Items from a dataset
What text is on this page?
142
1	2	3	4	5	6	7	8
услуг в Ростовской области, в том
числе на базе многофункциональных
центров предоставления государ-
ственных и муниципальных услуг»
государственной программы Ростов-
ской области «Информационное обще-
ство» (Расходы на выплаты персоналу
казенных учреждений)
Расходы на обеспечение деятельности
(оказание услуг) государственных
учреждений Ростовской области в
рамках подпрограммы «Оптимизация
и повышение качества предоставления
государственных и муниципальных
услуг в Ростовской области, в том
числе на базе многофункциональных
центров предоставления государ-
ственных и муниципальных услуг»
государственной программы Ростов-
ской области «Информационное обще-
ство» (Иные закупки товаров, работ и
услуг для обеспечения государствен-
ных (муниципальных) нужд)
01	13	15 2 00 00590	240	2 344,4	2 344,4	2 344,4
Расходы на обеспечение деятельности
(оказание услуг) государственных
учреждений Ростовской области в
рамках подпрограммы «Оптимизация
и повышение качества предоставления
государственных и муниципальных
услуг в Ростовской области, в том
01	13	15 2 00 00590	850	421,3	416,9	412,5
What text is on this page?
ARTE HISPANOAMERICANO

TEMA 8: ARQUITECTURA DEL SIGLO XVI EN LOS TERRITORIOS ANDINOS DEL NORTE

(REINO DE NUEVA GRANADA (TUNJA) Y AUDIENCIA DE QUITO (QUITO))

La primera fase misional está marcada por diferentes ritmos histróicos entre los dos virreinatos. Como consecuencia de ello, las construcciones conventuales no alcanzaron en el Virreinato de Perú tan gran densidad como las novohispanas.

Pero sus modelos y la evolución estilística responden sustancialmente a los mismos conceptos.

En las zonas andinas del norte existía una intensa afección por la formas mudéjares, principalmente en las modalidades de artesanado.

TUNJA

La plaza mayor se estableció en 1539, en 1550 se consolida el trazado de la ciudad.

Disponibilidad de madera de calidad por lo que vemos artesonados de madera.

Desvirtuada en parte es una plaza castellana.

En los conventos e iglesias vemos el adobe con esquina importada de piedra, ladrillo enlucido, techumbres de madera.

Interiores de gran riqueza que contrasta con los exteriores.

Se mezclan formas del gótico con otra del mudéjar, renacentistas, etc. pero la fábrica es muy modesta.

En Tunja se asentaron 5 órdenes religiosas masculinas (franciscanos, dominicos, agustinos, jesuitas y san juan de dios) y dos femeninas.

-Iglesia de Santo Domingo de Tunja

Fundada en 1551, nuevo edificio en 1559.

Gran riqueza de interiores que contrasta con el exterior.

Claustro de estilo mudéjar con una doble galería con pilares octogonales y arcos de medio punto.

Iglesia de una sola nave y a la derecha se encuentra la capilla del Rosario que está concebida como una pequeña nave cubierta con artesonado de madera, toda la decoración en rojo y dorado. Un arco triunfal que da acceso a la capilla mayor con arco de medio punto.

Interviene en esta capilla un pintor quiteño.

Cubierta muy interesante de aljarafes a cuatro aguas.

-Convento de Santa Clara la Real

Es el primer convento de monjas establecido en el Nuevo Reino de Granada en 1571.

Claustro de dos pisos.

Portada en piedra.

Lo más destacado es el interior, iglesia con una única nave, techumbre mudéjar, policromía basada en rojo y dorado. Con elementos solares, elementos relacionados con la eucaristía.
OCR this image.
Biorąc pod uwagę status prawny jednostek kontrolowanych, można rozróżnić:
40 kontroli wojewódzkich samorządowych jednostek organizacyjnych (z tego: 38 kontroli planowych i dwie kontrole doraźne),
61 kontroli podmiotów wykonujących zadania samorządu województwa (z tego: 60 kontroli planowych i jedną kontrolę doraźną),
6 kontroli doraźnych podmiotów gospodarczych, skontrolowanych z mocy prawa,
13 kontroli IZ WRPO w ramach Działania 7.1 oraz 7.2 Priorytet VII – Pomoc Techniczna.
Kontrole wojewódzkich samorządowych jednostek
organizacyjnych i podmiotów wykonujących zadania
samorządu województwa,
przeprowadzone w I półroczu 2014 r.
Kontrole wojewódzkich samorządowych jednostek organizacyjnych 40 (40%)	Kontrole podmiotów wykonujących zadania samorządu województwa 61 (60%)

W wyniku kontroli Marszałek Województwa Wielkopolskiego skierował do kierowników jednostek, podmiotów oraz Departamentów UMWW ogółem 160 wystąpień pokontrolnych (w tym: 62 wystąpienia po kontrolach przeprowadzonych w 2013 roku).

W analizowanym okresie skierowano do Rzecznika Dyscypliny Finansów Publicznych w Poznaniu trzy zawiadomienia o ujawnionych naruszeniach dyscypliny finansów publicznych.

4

■ Aim of the exercise
Find the word "medio" in the records and pull out each line that has it.

■ In response
Claustro de estilo mudéjar con una doble galería con pilares octogonales y arcos de medio punto.
Iglesia de una sola nave y a la derecha se encuentra la capilla del Rosario que está concebida como una pequeña nave cubierta con artesonado de madera, toda la decoración en rojo y dorado. Un arco triunfal que da acceso a la capilla mayor con arco de medio punto.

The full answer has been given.